| PROMPT |
Identify and pull out each line of the entries in which "prochain" occurs.

Data records:
++++++

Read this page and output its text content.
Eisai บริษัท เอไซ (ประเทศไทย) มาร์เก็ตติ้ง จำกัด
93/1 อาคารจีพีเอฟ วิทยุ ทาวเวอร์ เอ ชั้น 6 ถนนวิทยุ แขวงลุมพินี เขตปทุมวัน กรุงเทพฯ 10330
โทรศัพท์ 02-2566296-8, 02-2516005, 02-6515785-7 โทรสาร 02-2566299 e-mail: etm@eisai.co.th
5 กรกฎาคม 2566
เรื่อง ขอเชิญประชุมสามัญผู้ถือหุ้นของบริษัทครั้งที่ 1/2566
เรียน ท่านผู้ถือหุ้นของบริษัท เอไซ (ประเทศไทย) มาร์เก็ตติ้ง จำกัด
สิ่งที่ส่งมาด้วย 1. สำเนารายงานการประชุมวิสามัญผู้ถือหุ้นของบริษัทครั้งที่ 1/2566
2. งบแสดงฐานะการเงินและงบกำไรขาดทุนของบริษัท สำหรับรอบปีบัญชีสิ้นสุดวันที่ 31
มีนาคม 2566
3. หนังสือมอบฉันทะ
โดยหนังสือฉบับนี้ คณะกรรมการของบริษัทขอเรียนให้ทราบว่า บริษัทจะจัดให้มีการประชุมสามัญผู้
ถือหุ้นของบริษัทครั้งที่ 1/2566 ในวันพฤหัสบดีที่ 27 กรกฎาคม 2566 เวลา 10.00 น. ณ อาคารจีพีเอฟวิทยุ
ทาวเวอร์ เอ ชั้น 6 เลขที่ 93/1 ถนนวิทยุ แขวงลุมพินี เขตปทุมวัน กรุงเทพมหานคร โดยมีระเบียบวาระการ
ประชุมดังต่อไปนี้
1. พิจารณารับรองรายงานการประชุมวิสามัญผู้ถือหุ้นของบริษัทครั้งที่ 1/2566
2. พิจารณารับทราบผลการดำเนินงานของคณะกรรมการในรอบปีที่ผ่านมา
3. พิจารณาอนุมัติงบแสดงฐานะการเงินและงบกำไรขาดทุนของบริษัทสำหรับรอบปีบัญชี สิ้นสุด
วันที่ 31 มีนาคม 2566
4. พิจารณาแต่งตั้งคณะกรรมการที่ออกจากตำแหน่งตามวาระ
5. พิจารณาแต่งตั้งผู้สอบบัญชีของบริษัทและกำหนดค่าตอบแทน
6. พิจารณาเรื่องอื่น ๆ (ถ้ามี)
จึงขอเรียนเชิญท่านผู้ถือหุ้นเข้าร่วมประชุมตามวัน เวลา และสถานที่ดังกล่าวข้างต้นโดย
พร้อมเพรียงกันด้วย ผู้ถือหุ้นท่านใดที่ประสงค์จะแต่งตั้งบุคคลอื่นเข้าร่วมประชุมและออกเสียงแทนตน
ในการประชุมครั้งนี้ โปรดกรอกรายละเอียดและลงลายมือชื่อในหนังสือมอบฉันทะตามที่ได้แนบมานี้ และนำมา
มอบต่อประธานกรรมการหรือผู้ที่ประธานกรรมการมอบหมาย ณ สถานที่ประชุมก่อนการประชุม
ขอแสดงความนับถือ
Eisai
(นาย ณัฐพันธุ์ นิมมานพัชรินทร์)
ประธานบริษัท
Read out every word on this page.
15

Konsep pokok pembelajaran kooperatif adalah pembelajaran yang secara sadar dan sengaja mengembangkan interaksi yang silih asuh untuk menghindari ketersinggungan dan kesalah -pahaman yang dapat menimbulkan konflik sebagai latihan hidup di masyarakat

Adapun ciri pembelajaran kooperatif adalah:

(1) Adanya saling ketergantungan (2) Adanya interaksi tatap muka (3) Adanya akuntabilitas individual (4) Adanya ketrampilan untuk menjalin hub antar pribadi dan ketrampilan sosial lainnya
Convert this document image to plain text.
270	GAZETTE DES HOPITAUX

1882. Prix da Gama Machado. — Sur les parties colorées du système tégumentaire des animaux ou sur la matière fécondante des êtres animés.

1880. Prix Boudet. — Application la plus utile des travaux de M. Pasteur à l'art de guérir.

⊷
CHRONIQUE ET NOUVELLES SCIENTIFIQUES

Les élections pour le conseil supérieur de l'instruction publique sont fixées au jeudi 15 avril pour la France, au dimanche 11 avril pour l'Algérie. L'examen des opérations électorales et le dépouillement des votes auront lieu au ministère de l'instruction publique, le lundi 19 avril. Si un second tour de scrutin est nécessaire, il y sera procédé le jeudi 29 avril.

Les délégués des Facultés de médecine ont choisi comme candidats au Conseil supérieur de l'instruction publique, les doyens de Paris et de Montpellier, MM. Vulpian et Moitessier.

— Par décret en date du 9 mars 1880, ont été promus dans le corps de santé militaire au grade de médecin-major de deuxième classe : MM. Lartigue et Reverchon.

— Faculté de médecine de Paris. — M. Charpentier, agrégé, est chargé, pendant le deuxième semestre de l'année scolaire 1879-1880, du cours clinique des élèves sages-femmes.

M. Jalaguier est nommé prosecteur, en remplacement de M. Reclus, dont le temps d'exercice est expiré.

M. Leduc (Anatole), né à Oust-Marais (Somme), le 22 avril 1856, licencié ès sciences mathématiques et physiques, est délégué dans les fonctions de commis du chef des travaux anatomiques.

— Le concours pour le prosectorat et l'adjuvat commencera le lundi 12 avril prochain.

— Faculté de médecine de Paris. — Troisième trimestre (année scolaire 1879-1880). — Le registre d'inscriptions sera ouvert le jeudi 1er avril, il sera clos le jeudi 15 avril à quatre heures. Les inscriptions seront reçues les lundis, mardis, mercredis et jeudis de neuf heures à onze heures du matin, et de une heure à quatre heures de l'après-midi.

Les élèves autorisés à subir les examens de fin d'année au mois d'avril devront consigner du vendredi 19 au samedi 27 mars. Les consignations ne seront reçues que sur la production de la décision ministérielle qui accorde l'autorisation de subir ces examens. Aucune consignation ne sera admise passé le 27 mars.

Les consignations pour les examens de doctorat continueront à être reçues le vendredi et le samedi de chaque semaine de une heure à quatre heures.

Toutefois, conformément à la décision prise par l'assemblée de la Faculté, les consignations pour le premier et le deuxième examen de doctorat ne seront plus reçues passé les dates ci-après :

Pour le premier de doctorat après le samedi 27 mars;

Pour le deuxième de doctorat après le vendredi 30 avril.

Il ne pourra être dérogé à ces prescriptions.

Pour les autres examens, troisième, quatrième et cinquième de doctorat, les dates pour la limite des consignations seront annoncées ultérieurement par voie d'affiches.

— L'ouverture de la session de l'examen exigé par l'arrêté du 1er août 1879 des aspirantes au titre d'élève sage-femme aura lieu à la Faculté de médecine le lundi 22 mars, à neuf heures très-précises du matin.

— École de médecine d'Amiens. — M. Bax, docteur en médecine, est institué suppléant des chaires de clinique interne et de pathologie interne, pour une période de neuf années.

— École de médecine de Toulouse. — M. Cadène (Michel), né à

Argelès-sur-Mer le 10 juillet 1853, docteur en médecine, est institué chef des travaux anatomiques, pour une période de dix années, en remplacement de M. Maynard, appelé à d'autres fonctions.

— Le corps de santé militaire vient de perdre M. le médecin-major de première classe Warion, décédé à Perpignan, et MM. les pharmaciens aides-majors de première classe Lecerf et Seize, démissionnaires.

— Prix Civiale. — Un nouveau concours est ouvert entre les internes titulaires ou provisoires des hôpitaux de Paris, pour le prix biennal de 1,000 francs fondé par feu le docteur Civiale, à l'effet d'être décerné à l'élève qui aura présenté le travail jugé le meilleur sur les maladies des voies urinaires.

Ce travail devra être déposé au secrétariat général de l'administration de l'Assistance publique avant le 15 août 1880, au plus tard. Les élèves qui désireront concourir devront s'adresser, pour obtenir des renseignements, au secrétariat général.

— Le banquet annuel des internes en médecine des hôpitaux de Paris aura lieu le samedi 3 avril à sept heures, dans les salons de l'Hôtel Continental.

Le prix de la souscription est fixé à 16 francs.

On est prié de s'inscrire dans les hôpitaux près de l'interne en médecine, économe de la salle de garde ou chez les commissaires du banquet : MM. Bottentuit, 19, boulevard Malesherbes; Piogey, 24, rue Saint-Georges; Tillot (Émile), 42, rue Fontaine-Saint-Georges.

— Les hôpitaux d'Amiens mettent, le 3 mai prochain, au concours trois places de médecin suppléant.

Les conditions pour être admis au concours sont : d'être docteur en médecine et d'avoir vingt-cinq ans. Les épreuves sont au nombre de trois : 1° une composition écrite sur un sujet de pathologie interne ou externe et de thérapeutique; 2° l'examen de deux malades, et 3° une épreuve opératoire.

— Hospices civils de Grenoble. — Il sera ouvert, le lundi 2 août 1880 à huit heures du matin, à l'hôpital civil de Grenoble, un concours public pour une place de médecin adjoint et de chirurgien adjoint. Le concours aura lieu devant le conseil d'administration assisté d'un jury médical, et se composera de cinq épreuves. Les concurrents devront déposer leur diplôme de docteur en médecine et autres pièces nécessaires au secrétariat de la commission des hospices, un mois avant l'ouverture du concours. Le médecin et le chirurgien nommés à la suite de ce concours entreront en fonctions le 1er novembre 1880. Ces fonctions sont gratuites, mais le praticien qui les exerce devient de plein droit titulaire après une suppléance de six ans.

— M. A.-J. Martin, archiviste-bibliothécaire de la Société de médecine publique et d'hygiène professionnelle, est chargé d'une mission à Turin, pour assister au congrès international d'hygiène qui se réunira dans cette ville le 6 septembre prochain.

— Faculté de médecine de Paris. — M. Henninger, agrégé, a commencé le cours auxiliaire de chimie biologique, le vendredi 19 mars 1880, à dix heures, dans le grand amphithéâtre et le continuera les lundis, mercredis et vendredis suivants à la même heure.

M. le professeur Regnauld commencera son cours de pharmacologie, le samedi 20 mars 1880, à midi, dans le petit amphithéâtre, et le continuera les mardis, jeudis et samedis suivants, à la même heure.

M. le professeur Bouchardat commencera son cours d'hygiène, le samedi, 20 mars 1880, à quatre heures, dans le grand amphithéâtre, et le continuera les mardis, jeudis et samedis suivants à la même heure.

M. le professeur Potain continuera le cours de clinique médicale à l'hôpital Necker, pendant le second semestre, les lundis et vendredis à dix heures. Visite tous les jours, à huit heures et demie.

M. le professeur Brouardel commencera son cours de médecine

++++++

| COMPLETE ANSWER |
— Le concours pour le prosectorat et l'adjuvat commencera le lundi 12 avril prochain.
— Les hôpitaux d'Amiens mettent, le 3 mai prochain, au concours trois places de médecin suppléant.
— M. A.-J. Martin, archiviste-bibliothécaire de la Société de médecine publique et d'hygiène professionnelle, est chargé d'une mission à Turin, pour assister au congrès international d'hygiène qui se réunira dans cette ville le 6 septembre prochain.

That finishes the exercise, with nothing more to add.